Data listing =

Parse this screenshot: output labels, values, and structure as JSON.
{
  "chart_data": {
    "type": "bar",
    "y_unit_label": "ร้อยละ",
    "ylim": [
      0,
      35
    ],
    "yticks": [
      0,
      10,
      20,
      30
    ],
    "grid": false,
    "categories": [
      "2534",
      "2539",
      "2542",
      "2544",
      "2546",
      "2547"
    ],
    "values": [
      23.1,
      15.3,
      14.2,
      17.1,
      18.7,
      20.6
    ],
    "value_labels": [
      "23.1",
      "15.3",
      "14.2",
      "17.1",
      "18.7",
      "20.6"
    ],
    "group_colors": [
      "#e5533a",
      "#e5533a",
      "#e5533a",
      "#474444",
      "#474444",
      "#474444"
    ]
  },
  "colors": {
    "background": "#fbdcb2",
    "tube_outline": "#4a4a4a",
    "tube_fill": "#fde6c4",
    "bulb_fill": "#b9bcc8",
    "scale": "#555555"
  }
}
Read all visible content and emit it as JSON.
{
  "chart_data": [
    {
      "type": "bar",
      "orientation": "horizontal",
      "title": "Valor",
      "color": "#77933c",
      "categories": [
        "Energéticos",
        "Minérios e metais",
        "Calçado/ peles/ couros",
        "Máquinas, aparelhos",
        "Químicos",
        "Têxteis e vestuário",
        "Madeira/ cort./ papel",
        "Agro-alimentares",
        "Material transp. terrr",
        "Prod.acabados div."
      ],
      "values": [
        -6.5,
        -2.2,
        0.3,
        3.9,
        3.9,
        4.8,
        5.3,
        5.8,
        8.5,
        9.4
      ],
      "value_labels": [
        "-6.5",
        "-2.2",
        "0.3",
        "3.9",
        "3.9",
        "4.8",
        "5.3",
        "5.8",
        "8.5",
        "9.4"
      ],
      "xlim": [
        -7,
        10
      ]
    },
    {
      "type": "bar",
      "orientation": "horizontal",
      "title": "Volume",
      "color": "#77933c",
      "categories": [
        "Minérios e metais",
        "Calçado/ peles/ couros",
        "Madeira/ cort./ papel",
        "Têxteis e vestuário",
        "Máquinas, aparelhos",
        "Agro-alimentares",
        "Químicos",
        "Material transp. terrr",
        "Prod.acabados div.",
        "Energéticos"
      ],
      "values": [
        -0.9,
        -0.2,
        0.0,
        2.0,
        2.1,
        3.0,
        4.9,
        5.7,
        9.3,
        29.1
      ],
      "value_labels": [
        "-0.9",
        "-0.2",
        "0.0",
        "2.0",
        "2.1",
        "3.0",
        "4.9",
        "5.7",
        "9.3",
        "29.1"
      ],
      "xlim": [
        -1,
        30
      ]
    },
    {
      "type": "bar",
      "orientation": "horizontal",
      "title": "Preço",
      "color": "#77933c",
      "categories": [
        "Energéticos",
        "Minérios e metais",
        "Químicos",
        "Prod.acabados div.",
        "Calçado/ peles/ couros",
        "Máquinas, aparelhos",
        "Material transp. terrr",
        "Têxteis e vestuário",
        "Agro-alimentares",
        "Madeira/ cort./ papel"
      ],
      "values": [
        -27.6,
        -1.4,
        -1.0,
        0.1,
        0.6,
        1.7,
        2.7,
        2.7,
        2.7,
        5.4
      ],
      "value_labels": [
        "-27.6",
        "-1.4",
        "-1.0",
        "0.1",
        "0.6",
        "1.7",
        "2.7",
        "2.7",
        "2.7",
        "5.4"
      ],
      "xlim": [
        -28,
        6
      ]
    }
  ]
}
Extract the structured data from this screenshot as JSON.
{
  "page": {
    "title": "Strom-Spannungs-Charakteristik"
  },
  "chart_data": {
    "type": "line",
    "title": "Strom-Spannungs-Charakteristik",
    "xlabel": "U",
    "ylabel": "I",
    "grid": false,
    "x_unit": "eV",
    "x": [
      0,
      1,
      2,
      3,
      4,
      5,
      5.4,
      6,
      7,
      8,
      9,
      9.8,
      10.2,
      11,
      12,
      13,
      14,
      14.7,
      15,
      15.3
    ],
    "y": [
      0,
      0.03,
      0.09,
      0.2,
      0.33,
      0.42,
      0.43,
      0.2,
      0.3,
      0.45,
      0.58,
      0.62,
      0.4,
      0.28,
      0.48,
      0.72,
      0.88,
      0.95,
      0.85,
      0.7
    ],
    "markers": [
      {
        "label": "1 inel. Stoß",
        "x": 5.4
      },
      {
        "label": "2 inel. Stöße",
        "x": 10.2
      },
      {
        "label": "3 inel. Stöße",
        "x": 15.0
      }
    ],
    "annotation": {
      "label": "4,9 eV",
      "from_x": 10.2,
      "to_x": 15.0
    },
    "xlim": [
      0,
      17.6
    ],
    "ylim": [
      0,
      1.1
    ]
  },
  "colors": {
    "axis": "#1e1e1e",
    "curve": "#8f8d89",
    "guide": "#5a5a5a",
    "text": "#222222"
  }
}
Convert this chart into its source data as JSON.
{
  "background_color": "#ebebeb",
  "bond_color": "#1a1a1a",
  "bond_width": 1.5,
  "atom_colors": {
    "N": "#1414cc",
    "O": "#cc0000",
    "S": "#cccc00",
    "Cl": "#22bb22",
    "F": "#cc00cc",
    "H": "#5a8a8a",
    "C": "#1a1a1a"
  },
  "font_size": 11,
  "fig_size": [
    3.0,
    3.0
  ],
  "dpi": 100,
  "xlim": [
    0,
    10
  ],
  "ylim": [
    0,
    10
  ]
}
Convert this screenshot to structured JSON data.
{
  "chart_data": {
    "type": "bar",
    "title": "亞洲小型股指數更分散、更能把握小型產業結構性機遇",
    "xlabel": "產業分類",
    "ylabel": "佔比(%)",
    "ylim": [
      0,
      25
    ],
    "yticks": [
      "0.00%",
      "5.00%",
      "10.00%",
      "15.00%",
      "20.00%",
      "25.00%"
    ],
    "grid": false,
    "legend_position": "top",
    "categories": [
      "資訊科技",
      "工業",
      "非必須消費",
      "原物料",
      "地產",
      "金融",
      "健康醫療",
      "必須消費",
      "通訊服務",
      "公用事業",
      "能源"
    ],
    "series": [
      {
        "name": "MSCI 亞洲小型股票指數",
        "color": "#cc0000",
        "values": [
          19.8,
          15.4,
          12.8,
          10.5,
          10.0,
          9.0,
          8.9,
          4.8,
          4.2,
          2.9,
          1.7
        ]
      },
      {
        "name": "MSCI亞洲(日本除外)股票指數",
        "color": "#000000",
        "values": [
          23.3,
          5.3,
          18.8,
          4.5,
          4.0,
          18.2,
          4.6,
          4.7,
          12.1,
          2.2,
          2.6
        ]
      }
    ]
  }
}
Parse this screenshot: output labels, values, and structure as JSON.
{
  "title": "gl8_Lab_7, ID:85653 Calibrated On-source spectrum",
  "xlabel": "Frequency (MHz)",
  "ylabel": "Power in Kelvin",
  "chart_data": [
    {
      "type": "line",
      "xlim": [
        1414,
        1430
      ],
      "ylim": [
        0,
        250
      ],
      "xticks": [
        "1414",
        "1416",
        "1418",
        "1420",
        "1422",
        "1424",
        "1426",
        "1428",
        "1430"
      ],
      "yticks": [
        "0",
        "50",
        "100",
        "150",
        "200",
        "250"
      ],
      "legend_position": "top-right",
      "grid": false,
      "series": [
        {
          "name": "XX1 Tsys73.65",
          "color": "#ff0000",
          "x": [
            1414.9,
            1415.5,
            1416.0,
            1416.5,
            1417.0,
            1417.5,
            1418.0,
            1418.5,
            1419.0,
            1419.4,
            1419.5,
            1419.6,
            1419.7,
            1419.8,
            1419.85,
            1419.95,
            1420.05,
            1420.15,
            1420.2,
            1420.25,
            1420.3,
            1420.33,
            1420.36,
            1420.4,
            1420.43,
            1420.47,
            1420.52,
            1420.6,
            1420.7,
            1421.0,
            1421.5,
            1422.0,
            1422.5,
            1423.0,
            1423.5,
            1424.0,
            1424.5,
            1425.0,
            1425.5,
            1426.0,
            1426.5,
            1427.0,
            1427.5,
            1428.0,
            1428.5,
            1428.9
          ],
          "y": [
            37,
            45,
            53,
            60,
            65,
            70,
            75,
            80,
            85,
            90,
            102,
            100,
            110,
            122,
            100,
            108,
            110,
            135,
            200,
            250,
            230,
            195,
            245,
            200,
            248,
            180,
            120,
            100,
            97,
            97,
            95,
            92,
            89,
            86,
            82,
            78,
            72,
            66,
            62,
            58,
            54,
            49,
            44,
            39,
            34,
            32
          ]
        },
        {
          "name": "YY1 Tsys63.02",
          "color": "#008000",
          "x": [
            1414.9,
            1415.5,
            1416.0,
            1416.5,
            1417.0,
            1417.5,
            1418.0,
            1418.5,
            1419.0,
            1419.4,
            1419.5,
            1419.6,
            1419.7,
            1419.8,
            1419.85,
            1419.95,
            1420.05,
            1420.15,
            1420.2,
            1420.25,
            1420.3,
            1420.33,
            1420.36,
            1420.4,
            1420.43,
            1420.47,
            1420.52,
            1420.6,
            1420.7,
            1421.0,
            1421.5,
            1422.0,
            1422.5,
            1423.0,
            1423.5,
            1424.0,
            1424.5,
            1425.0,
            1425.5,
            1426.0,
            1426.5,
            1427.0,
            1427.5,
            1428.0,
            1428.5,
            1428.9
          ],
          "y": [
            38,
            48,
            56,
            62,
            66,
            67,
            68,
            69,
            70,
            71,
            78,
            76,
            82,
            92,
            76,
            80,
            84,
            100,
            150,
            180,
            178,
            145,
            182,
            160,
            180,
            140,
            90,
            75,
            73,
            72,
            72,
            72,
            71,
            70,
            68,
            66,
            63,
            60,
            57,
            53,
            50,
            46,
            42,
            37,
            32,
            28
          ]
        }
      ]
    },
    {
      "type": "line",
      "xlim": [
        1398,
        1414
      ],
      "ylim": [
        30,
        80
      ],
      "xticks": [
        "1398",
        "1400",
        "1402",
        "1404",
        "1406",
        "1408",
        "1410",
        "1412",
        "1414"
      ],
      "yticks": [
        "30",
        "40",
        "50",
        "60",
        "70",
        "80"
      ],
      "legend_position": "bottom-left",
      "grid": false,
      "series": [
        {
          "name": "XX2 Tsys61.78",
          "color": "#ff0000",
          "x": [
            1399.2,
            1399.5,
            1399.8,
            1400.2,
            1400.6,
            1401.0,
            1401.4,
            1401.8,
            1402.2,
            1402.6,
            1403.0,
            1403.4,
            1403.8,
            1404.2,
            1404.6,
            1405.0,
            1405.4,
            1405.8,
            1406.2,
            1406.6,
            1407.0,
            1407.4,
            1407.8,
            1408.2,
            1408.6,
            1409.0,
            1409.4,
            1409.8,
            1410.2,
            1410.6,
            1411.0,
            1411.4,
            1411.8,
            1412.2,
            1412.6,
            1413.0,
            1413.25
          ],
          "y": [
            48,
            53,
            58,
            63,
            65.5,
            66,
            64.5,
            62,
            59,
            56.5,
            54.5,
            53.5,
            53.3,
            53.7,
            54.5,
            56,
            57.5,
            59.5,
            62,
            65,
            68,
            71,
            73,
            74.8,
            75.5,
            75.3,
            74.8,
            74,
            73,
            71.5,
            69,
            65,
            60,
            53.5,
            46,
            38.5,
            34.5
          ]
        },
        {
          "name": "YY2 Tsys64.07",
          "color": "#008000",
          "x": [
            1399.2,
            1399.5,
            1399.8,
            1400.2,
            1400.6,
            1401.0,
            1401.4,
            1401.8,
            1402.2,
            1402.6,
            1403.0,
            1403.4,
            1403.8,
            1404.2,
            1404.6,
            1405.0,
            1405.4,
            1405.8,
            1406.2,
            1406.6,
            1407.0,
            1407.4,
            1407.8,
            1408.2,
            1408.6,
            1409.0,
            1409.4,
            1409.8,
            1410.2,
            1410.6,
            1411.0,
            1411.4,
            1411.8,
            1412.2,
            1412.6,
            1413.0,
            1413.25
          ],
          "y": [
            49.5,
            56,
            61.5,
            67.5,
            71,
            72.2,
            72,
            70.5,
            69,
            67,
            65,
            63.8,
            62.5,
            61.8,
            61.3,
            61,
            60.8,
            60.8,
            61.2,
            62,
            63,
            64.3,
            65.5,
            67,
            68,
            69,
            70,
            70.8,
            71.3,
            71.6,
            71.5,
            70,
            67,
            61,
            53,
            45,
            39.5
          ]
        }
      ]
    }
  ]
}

Description of the task = Copy every line in the entries above that has the string "ylabel" in it.

Result of the exercise =
    "ylabel": "I",
    "ylabel": "佔比(%)",
  "ylabel": "Power in Kelvin",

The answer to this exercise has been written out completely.